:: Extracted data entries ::
-- Begin --

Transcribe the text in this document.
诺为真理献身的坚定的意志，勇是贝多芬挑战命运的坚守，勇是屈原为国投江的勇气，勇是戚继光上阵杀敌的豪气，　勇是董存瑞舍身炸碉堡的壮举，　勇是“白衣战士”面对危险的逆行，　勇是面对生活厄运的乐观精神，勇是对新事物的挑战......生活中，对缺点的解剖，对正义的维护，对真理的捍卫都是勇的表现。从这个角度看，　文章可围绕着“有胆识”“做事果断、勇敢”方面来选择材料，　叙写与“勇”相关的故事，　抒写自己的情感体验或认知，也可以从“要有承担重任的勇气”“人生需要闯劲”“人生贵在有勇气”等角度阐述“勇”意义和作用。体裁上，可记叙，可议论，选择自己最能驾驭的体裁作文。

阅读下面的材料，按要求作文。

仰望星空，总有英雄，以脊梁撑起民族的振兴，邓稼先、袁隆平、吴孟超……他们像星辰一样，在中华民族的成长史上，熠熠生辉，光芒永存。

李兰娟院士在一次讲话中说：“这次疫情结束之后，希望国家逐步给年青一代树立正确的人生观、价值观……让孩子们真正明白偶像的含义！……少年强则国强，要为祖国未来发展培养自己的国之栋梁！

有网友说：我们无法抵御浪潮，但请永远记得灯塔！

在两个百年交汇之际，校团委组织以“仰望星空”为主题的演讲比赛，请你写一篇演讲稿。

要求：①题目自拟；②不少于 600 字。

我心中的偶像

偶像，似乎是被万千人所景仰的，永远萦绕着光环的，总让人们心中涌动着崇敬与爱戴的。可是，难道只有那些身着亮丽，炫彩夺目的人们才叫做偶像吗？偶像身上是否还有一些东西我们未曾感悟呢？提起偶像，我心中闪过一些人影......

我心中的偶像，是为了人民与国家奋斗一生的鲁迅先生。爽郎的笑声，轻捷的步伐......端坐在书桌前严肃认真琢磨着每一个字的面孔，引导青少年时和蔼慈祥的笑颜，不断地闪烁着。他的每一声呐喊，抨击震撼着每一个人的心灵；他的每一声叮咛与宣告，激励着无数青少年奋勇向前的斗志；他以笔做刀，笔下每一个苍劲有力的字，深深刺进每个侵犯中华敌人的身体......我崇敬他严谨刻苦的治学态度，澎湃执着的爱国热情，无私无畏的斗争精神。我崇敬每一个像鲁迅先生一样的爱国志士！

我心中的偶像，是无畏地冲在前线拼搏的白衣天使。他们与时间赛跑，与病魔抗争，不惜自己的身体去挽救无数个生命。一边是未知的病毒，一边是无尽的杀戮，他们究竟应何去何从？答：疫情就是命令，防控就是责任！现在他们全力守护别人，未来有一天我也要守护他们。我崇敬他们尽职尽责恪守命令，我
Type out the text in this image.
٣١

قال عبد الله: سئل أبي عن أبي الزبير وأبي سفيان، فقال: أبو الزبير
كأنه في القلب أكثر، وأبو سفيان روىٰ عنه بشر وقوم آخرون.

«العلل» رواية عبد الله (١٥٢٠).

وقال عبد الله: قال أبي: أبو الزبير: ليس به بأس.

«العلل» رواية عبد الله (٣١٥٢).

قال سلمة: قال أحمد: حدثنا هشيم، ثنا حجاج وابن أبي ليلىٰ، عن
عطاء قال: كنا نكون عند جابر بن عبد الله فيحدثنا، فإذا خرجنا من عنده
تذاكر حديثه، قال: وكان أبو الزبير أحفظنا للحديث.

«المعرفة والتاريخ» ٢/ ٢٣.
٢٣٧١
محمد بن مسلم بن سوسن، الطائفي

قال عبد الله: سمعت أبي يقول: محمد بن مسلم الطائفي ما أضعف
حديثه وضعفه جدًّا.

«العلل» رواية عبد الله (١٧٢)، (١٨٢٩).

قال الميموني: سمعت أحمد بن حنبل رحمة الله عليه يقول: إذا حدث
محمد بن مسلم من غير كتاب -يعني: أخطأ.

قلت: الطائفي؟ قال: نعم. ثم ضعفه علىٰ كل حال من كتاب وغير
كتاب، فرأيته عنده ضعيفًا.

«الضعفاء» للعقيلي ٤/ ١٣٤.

-- End --

:: PROMPT ::
Retype the data exactly as given.

:: EXERCISE SOLUTION ::
Transcribe the text in this document.
诺为真理献身的坚定的意志，勇是贝多芬挑战命运的坚守，勇是屈原为国投江的勇气，勇是戚继光上阵杀敌的豪气，　勇是董存瑞舍身炸碉堡的壮举，　勇是“白衣战士”面对危险的逆行，　勇是面对生活厄运的乐观精神，勇是对新事物的挑战......生活中，对缺点的解剖，对正义的维护，对真理的捍卫都是勇的表现。从这个角度看，　文章可围绕着“有胆识”“做事果断、勇敢”方面来选择材料，　叙写与“勇”相关的故事，　抒写自己的情感体验或认知，也可以从“要有承担重任的勇气”“人生需要闯劲”“人生贵在有勇气”等角度阐述“勇”意义和作用。体裁上，可记叙，可议论，选择自己最能驾驭的体裁作文。

阅读下面的材料，按要求作文。

仰望星空，总有英雄，以脊梁撑起民族的振兴，邓稼先、袁隆平、吴孟超……他们像星辰一样，在中华民族的成长史上，熠熠生辉，光芒永存。

李兰娟院士在一次讲话中说：“这次疫情结束之后，希望国家逐步给年青一代树立正确的人生观、价值观……让孩子们真正明白偶像的含义！……少年强则国强，要为祖国未来发展培养自己的国之栋梁！

有网友说：我们无法抵御浪潮，但请永远记得灯塔！

在两个百年交汇之际，校团委组织以“仰望星空”为主题的演讲比赛，请你写一篇演讲稿。

要求：①题目自拟；②不少于 600 字。

我心中的偶像

偶像，似乎是被万千人所景仰的，永远萦绕着光环的，总让人们心中涌动着崇敬与爱戴的。可是，难道只有那些身着亮丽，炫彩夺目的人们才叫做偶像吗？偶像身上是否还有一些东西我们未曾感悟呢？提起偶像，我心中闪过一些人影......

我心中的偶像，是为了人民与国家奋斗一生的鲁迅先生。爽郎的笑声，轻捷的步伐......端坐在书桌前严肃认真琢磨着每一个字的面孔，引导青少年时和蔼慈祥的笑颜，不断地闪烁着。他的每一声呐喊，抨击震撼着每一个人的心灵；他的每一声叮咛与宣告，激励着无数青少年奋勇向前的斗志；他以笔做刀，笔下每一个苍劲有力的字，深深刺进每个侵犯中华敌人的身体......我崇敬他严谨刻苦的治学态度，澎湃执着的爱国热情，无私无畏的斗争精神。我崇敬每一个像鲁迅先生一样的爱国志士！

我心中的偶像，是无畏地冲在前线拼搏的白衣天使。他们与时间赛跑，与病魔抗争，不惜自己的身体去挽救无数个生命。一边是未知的病毒，一边是无尽的杀戮，他们究竟应何去何从？答：疫情就是命令，防控就是责任！现在他们全力守护别人，未来有一天我也要守护他们。我崇敬他们尽职尽责恪守命令，我
Type out the text in this image.
٣١

قال عبد الله: سئل أبي عن أبي الزبير وأبي سفيان، فقال: أبو الزبير
كأنه في القلب أكثر، وأبو سفيان روىٰ عنه بشر وقوم آخرون.

«العلل» رواية عبد الله (١٥٢٠).

وقال عبد الله: قال أبي: أبو الزبير: ليس به بأس.

«العلل» رواية عبد الله (٣١٥٢).

قال سلمة: قال أحمد: حدثنا هشيم، ثنا حجاج وابن أبي ليلىٰ، عن
عطاء قال: كنا نكون عند جابر بن عبد الله فيحدثنا، فإذا خرجنا من عنده
تذاكر حديثه، قال: وكان أبو الزبير أحفظنا للحديث.

«المعرفة والتاريخ» ٢/ ٢٣.
٢٣٧١
محمد بن مسلم بن سوسن، الطائفي

قال عبد الله: سمعت أبي يقول: محمد بن مسلم الطائفي ما أضعف
حديثه وضعفه جدًّا.

«العلل» رواية عبد الله (١٧٢)، (١٨٢٩).

قال الميموني: سمعت أحمد بن حنبل رحمة الله عليه يقول: إذا حدث
محمد بن مسلم من غير كتاب -يعني: أخطأ.

قلت: الطائفي؟ قال: نعم. ثم ضعفه علىٰ كل حال من كتاب وغير
كتاب، فرأيته عنده ضعيفًا.

«الضعفاء» للعقيلي ٤/ ١٣٤.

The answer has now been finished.